Stated exercise:
Exact repetition is required: output every record in full.

(Rows from a figure dataset)
■ ■ ■ ■ ■ ■ ■

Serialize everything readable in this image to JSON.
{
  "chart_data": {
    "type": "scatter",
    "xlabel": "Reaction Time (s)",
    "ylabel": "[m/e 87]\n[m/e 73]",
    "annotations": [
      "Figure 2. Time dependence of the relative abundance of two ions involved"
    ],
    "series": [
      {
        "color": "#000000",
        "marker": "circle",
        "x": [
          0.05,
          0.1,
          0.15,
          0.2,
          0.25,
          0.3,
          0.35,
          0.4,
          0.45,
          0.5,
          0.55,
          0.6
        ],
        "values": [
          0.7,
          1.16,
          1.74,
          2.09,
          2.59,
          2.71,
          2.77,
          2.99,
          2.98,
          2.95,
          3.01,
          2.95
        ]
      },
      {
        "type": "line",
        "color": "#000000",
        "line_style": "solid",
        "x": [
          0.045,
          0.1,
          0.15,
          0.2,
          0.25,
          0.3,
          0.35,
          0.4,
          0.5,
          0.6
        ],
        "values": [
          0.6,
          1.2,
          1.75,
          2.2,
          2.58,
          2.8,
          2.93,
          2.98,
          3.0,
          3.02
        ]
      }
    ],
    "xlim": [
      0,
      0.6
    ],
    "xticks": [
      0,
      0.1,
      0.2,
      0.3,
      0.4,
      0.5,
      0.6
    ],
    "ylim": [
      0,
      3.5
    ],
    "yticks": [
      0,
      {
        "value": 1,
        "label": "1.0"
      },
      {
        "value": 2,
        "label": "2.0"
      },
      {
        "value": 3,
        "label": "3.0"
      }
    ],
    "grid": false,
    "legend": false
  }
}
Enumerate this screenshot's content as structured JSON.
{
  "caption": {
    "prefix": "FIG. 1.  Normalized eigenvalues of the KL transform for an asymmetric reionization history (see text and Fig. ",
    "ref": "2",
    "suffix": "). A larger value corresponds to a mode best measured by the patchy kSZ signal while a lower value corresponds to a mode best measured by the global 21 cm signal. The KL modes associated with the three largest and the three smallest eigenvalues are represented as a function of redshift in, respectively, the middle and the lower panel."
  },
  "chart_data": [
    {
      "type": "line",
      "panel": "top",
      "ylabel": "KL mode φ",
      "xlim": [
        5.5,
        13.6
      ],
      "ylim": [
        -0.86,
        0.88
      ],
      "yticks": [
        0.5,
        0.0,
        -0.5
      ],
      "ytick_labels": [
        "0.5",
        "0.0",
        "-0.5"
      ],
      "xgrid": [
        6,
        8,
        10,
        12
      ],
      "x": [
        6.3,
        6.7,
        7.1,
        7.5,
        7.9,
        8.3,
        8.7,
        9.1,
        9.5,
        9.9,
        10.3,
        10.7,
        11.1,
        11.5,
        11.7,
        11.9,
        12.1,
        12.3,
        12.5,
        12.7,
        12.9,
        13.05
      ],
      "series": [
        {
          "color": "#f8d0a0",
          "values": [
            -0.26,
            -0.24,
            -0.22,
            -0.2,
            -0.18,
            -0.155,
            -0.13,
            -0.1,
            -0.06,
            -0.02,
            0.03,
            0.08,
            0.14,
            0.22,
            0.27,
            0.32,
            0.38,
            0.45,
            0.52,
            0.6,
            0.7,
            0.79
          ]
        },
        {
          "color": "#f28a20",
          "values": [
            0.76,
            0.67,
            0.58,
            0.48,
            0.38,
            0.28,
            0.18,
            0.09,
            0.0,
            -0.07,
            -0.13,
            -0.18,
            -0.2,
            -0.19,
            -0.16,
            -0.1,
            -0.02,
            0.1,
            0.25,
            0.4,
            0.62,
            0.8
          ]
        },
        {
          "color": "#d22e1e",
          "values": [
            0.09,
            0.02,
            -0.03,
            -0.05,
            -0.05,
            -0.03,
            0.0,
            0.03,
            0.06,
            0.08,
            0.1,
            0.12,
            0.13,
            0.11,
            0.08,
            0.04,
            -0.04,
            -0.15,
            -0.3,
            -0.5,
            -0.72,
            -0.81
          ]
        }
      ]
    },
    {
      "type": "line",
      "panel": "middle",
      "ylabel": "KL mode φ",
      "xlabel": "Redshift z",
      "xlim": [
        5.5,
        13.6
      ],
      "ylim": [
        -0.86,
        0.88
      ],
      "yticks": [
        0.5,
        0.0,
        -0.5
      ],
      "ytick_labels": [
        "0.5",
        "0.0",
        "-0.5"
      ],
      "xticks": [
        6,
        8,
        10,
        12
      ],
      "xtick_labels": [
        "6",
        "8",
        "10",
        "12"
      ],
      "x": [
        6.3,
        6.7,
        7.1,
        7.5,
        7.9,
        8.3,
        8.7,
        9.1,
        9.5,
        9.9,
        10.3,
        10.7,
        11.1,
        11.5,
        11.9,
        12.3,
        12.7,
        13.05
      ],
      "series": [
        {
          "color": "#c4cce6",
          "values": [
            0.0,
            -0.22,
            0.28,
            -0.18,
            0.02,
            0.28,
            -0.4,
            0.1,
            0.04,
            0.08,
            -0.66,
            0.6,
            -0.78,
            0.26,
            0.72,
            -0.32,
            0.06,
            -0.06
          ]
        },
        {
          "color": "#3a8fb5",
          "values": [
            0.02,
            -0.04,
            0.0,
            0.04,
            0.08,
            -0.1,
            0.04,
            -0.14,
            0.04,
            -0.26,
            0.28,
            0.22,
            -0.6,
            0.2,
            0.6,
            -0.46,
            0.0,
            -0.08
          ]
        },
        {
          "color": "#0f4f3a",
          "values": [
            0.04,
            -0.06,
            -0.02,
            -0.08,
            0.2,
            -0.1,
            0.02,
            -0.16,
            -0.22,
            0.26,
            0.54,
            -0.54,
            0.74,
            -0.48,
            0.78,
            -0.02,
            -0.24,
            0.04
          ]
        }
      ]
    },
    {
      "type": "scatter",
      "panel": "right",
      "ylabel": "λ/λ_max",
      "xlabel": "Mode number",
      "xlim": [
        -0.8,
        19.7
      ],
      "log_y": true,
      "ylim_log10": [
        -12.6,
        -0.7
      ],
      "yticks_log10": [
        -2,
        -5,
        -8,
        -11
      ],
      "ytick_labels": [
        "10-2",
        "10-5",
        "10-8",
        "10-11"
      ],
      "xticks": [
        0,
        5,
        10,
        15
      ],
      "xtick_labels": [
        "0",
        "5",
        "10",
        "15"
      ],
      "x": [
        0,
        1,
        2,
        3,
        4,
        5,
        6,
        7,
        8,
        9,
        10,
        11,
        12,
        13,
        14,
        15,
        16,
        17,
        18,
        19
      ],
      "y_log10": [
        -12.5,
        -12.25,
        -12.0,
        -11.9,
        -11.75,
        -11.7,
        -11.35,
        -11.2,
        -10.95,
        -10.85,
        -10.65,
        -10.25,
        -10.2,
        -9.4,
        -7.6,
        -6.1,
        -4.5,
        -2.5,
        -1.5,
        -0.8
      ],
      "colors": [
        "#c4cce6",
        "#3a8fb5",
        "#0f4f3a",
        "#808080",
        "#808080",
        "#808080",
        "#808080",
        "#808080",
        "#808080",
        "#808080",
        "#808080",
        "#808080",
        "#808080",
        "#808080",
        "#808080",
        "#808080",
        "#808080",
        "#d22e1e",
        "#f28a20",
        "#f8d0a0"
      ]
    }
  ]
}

■ ■ ■ ■ ■ ■ ■

Complete response:
Serialize everything readable in this image to JSON.
{
  "chart_data": {
    "type": "scatter",
    "xlabel": "Reaction Time (s)",
    "ylabel": "[m/e 87]\n[m/e 73]",
    "annotations": [
      "Figure 2. Time dependence of the relative abundance of two ions involved"
    ],
    "series": [
      {
        "color": "#000000",
        "marker": "circle",
        "x": [
          0.05,
          0.1,
          0.15,
          0.2,
          0.25,
          0.3,
          0.35,
          0.4,
          0.45,
          0.5,
          0.55,
          0.6
        ],
        "values": [
          0.7,
          1.16,
          1.74,
          2.09,
          2.59,
          2.71,
          2.77,
          2.99,
          2.98,
          2.95,
          3.01,
          2.95
        ]
      },
      {
        "type": "line",
        "color": "#000000",
        "line_style": "solid",
        "x": [
          0.045,
          0.1,
          0.15,
          0.2,
          0.25,
          0.3,
          0.35,
          0.4,
          0.5,
          0.6
        ],
        "values": [
          0.6,
          1.2,
          1.75,
          2.2,
          2.58,
          2.8,
          2.93,
          2.98,
          3.0,
          3.02
        ]
      }
    ],
    "xlim": [
      0,
      0.6
    ],
    "xticks": [
      0,
      0.1,
      0.2,
      0.3,
      0.4,
      0.5,
      0.6
    ],
    "ylim": [
      0,
      3.5
    ],
    "yticks": [
      0,
      {
        "value": 1,
        "label": "1.0"
      },
      {
        "value": 2,
        "label": "2.0"
      },
      {
        "value": 3,
        "label": "3.0"
      }
    ],
    "grid": false,
    "legend": false
  }
}
Enumerate this screenshot's content as structured JSON.
{
  "caption": {
    "prefix": "FIG. 1.  Normalized eigenvalues of the KL transform for an asymmetric reionization history (see text and Fig. ",
    "ref": "2",
    "suffix": "). A larger value corresponds to a mode best measured by the patchy kSZ signal while a lower value corresponds to a mode best measured by the global 21 cm signal. The KL modes associated with the three largest and the three smallest eigenvalues are represented as a function of redshift in, respectively, the middle and the lower panel."
  },
  "chart_data": [
    {
      "type": "line",
      "panel": "top",
      "ylabel": "KL mode φ",
      "xlim": [
        5.5,
        13.6
      ],
      "ylim": [
        -0.86,
        0.88
      ],
      "yticks": [
        0.5,
        0.0,
        -0.5
      ],
      "ytick_labels": [
        "0.5",
        "0.0",
        "-0.5"
      ],
      "xgrid": [
        6,
        8,
        10,
        12
      ],
      "x": [
        6.3,
        6.7,
        7.1,
        7.5,
        7.9,
        8.3,
        8.7,
        9.1,
        9.5,
        9.9,
        10.3,
        10.7,
        11.1,
        11.5,
        11.7,
        11.9,
        12.1,
        12.3,
        12.5,
        12.7,
        12.9,
        13.05
      ],
      "series": [
        {
          "color": "#f8d0a0",
          "values": [
            -0.26,
            -0.24,
            -0.22,
            -0.2,
            -0.18,
            -0.155,
            -0.13,
            -0.1,
            -0.06,
            -0.02,
            0.03,
            0.08,
            0.14,
            0.22,
            0.27,
            0.32,
            0.38,
            0.45,
            0.52,
            0.6,
            0.7,
            0.79
          ]
        },
        {
          "color": "#f28a20",
          "values": [
            0.76,
            0.67,
            0.58,
            0.48,
            0.38,
            0.28,
            0.18,
            0.09,
            0.0,
            -0.07,
            -0.13,
            -0.18,
            -0.2,
            -0.19,
            -0.16,
            -0.1,
            -0.02,
            0.1,
            0.25,
            0.4,
            0.62,
            0.8
          ]
        },
        {
          "color": "#d22e1e",
          "values": [
            0.09,
            0.02,
            -0.03,
            -0.05,
            -0.05,
            -0.03,
            0.0,
            0.03,
            0.06,
            0.08,
            0.1,
            0.12,
            0.13,
            0.11,
            0.08,
            0.04,
            -0.04,
            -0.15,
            -0.3,
            -0.5,
            -0.72,
            -0.81
          ]
        }
      ]
    },
    {
      "type": "line",
      "panel": "middle",
      "ylabel": "KL mode φ",
      "xlabel": "Redshift z",
      "xlim": [
        5.5,
        13.6
      ],
      "ylim": [
        -0.86,
        0.88
      ],
      "yticks": [
        0.5,
        0.0,
        -0.5
      ],
      "ytick_labels": [
        "0.5",
        "0.0",
        "-0.5"
      ],
      "xticks": [
        6,
        8,
        10,
        12
      ],
      "xtick_labels": [
        "6",
        "8",
        "10",
        "12"
      ],
      "x": [
        6.3,
        6.7,
        7.1,
        7.5,
        7.9,
        8.3,
        8.7,
        9.1,
        9.5,
        9.9,
        10.3,
        10.7,
        11.1,
        11.5,
        11.9,
        12.3,
        12.7,
        13.05
      ],
      "series": [
        {
          "color": "#c4cce6",
          "values": [
            0.0,
            -0.22,
            0.28,
            -0.18,
            0.02,
            0.28,
            -0.4,
            0.1,
            0.04,
            0.08,
            -0.66,
            0.6,
            -0.78,
            0.26,
            0.72,
            -0.32,
            0.06,
            -0.06
          ]
        },
        {
          "color": "#3a8fb5",
          "values": [
            0.02,
            -0.04,
            0.0,
            0.04,
            0.08,
            -0.1,
            0.04,
            -0.14,
            0.04,
            -0.26,
            0.28,
            0.22,
            -0.6,
            0.2,
            0.6,
            -0.46,
            0.0,
            -0.08
          ]
        },
        {
          "color": "#0f4f3a",
          "values": [
            0.04,
            -0.06,
            -0.02,
            -0.08,
            0.2,
            -0.1,
            0.02,
            -0.16,
            -0.22,
            0.26,
            0.54,
            -0.54,
            0.74,
            -0.48,
            0.78,
            -0.02,
            -0.24,
            0.04
          ]
        }
      ]
    },
    {
      "type": "scatter",
      "panel": "right",
      "ylabel": "λ/λ_max",
      "xlabel": "Mode number",
      "xlim": [
        -0.8,
        19.7
      ],
      "log_y": true,
      "ylim_log10": [
        -12.6,
        -0.7
      ],
      "yticks_log10": [
        -2,
        -5,
        -8,
        -11
      ],
      "ytick_labels": [
        "10-2",
        "10-5",
        "10-8",
        "10-11"
      ],
      "xticks": [
        0,
        5,
        10,
        15
      ],
      "xtick_labels": [
        "0",
        "5",
        "10",
        "15"
      ],
      "x": [
        0,
        1,
        2,
        3,
        4,
        5,
        6,
        7,
        8,
        9,
        10,
        11,
        12,
        13,
        14,
        15,
        16,
        17,
        18,
        19
      ],
      "y_log10": [
        -12.5,
        -12.25,
        -12.0,
        -11.9,
        -11.75,
        -11.7,
        -11.35,
        -11.2,
        -10.95,
        -10.85,
        -10.65,
        -10.25,
        -10.2,
        -9.4,
        -7.6,
        -6.1,
        -4.5,
        -2.5,
        -1.5,
        -0.8
      ],
      "colors": [
        "#c4cce6",
        "#3a8fb5",
        "#0f4f3a",
        "#808080",
        "#808080",
        "#808080",
        "#808080",
        "#808080",
        "#808080",
        "#808080",
        "#808080",
        "#808080",
        "#808080",
        "#808080",
        "#808080",
        "#808080",
        "#808080",
        "#d22e1e",
        "#f28a20",
        "#f8d0a0"
      ]
    }
  ]
}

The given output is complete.